§ INSTRUCTIONS TO FOLLOW:
Tally the lines in the data that follows that include the word "Output", and report nothing but the total.

§ DATA LINES:
## Begin
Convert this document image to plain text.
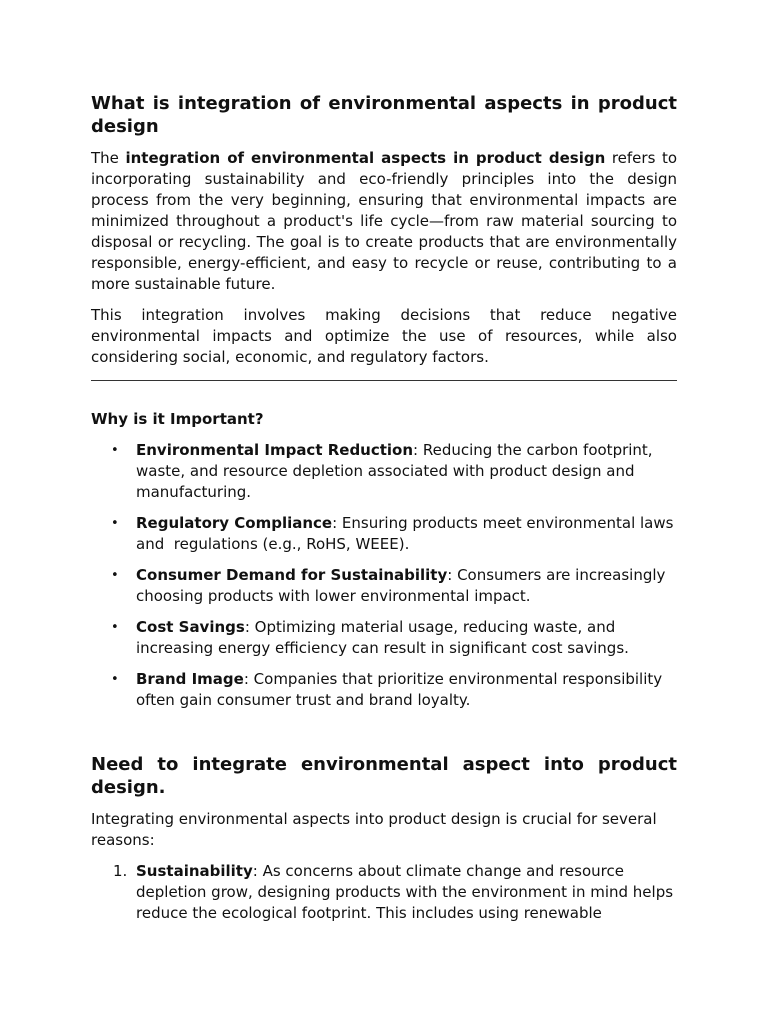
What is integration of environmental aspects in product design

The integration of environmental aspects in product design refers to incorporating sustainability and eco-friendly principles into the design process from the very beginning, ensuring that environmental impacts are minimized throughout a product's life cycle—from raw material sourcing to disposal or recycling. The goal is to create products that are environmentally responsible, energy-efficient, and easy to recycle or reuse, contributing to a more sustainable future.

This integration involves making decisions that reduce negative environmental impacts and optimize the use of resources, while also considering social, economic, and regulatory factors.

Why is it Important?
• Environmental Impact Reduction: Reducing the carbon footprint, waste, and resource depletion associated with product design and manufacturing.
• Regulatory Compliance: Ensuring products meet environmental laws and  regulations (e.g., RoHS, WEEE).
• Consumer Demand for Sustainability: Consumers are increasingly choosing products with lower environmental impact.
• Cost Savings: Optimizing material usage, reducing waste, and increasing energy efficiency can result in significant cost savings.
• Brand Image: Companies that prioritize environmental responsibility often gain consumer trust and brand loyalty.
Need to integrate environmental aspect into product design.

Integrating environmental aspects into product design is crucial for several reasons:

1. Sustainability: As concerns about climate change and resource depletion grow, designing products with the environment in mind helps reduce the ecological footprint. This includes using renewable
## End
## Begin
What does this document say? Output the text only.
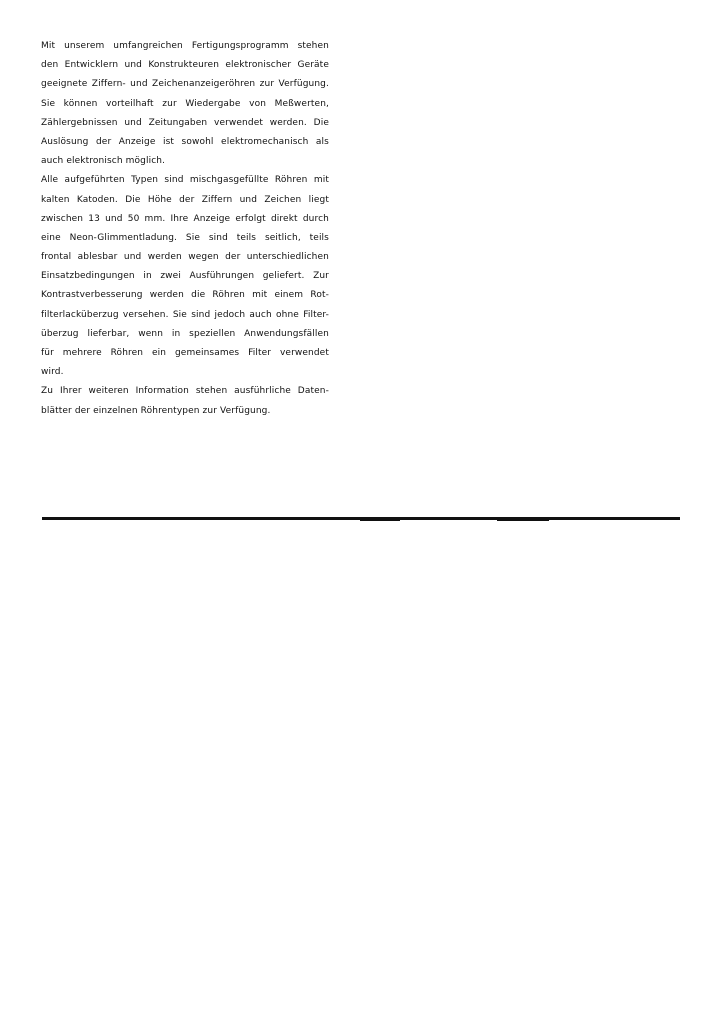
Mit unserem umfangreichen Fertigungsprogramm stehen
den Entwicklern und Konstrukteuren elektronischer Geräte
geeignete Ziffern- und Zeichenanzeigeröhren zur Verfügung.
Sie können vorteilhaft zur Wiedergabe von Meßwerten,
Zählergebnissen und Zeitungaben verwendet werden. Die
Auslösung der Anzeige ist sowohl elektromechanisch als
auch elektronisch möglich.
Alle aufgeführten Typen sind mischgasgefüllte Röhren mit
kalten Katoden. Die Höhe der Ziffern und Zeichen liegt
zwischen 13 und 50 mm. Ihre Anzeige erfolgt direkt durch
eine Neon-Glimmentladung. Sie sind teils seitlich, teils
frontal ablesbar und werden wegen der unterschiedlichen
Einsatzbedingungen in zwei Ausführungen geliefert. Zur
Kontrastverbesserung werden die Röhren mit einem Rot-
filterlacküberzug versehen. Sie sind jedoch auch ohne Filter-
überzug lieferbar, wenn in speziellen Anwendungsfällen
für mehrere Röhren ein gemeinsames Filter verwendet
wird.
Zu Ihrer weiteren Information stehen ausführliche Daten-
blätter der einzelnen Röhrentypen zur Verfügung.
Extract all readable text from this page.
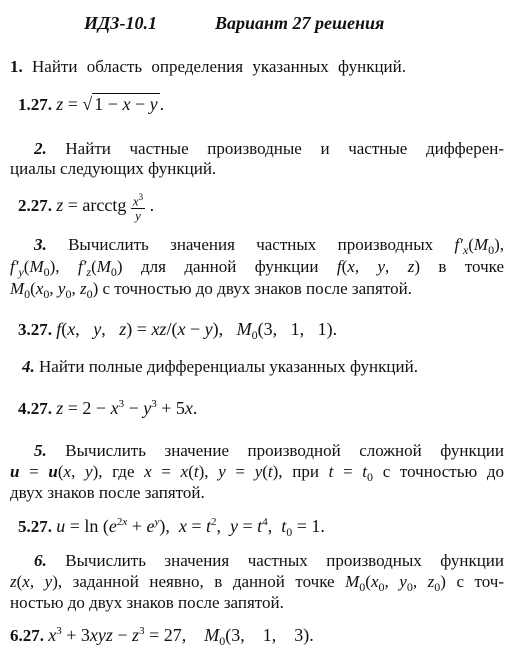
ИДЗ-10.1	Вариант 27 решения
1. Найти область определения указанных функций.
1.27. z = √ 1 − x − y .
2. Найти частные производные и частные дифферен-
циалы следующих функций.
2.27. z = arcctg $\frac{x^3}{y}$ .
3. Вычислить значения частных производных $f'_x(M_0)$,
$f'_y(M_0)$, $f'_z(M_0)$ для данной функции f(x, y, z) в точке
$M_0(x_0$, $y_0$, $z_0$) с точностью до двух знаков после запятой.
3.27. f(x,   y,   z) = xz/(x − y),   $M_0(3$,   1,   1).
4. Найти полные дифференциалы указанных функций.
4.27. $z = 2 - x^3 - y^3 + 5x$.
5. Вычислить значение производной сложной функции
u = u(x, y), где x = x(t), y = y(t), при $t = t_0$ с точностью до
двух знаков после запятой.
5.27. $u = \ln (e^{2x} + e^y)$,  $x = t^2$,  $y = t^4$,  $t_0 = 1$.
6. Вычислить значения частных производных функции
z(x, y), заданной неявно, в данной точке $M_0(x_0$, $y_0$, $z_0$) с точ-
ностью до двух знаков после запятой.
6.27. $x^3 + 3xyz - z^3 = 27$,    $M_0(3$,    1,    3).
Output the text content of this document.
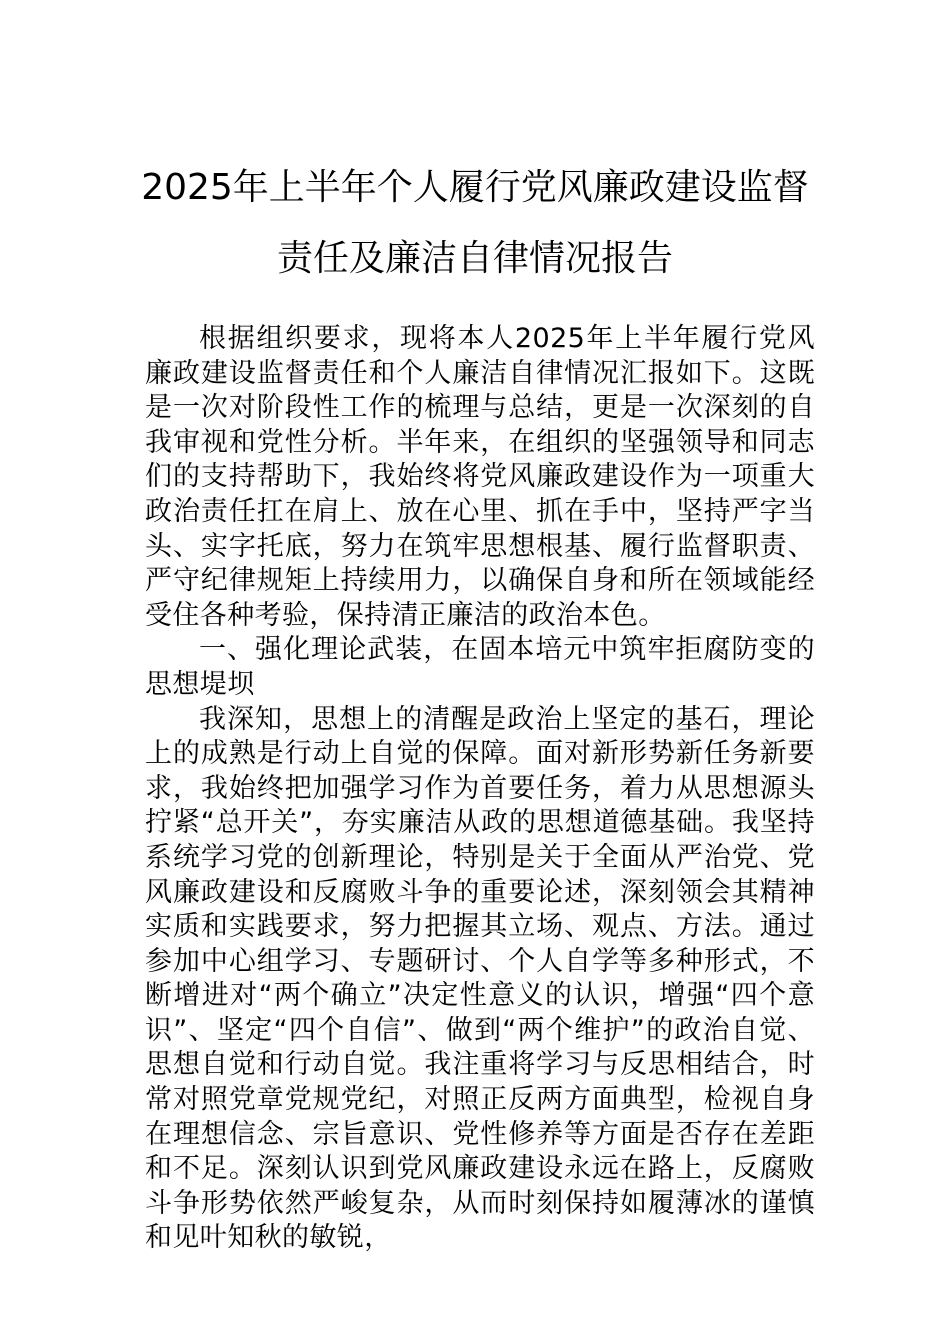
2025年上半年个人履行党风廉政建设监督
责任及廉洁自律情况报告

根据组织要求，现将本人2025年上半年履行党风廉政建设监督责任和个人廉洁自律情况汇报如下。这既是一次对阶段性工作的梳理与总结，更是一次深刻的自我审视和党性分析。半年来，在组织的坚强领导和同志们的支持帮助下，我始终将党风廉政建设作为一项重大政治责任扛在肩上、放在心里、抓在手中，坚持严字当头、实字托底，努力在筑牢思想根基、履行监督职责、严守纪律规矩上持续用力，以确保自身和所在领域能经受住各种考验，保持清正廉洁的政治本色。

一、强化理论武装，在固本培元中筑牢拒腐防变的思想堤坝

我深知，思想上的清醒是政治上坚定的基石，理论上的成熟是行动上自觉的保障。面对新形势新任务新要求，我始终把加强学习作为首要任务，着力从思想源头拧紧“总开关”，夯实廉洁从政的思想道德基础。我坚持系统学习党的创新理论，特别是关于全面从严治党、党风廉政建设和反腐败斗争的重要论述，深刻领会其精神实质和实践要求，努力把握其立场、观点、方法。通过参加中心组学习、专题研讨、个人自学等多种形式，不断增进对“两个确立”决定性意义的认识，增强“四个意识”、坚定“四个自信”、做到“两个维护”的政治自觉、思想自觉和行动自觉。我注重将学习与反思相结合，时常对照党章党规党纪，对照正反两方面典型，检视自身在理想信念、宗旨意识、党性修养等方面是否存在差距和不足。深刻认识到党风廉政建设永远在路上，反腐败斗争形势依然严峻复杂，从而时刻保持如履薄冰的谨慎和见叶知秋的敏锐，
## End
§ ANSWER TO THE EXERCISE:
2